> **Exercise requirements**: Go through the listing below and gather every line with the word "summer".
Begin Given records
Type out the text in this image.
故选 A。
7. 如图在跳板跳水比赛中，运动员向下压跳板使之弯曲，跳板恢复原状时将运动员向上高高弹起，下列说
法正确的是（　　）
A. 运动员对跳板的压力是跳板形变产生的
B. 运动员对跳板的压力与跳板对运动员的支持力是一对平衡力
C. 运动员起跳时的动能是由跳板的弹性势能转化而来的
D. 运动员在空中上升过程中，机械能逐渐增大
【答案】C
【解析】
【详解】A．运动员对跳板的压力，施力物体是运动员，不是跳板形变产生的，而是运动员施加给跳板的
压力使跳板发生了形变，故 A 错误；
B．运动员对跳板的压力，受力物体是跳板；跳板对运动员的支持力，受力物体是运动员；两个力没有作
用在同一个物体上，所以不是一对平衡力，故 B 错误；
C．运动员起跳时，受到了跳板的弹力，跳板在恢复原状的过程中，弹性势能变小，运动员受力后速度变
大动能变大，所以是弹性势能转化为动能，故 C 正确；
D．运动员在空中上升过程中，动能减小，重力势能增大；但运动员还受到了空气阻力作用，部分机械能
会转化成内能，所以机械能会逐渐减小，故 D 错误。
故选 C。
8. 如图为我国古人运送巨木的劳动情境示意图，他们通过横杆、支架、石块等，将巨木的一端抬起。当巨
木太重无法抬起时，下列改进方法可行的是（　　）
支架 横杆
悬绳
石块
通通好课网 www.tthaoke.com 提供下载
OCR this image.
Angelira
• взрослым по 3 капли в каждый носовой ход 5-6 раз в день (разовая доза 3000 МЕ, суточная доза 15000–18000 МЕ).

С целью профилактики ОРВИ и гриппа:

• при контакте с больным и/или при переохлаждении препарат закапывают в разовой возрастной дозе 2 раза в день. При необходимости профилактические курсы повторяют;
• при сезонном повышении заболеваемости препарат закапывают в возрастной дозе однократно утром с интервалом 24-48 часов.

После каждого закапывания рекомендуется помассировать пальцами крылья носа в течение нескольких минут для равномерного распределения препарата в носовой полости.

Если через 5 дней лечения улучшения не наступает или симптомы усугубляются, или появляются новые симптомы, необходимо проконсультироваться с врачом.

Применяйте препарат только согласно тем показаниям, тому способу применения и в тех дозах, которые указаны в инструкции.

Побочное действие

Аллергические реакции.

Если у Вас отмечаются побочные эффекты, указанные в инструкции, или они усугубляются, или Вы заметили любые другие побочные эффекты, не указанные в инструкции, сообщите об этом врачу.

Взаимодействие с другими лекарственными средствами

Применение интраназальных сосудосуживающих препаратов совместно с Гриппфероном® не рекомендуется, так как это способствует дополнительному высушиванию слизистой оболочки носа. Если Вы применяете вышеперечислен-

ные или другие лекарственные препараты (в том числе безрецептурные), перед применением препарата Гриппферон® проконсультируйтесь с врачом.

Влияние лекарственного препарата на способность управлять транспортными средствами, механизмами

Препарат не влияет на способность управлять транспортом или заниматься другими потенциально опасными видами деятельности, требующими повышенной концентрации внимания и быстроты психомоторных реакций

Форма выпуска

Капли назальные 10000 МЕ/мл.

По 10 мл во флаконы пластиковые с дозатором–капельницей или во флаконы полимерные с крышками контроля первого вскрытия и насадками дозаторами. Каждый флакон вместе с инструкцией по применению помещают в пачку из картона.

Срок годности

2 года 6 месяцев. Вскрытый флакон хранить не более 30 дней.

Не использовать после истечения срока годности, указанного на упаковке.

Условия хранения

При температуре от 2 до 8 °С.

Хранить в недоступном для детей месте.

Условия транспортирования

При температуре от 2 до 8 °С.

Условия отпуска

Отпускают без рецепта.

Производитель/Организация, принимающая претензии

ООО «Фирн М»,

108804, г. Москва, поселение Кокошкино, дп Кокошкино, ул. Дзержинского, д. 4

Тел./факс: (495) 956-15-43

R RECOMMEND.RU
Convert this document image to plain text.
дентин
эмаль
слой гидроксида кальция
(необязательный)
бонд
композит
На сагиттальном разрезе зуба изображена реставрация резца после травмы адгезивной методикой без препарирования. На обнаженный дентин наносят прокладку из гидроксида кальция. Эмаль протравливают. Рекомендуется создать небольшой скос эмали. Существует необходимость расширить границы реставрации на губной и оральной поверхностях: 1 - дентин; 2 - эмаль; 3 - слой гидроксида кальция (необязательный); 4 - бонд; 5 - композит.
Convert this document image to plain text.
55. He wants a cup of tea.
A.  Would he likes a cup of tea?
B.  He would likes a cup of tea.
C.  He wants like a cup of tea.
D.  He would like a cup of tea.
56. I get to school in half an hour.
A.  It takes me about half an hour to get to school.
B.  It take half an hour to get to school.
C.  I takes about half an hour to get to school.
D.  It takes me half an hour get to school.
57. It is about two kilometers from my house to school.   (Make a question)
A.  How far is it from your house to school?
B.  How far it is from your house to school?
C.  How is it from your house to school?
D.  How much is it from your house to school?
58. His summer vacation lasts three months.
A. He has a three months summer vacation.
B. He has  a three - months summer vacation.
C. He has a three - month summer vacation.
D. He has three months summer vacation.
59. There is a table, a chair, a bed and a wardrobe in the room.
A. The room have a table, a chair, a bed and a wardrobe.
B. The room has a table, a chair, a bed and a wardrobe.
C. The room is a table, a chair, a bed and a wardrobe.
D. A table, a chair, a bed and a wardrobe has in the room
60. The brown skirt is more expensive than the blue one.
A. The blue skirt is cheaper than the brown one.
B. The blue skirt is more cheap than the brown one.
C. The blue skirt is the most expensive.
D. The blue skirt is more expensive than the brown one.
End Given records
> **Answer to this exercise**:
58. His summer vacation lasts three months.
A. He has a three months summer vacation.
B. He has  a three - months summer vacation.
C. He has a three - month summer vacation.
D. He has three months summer vacation.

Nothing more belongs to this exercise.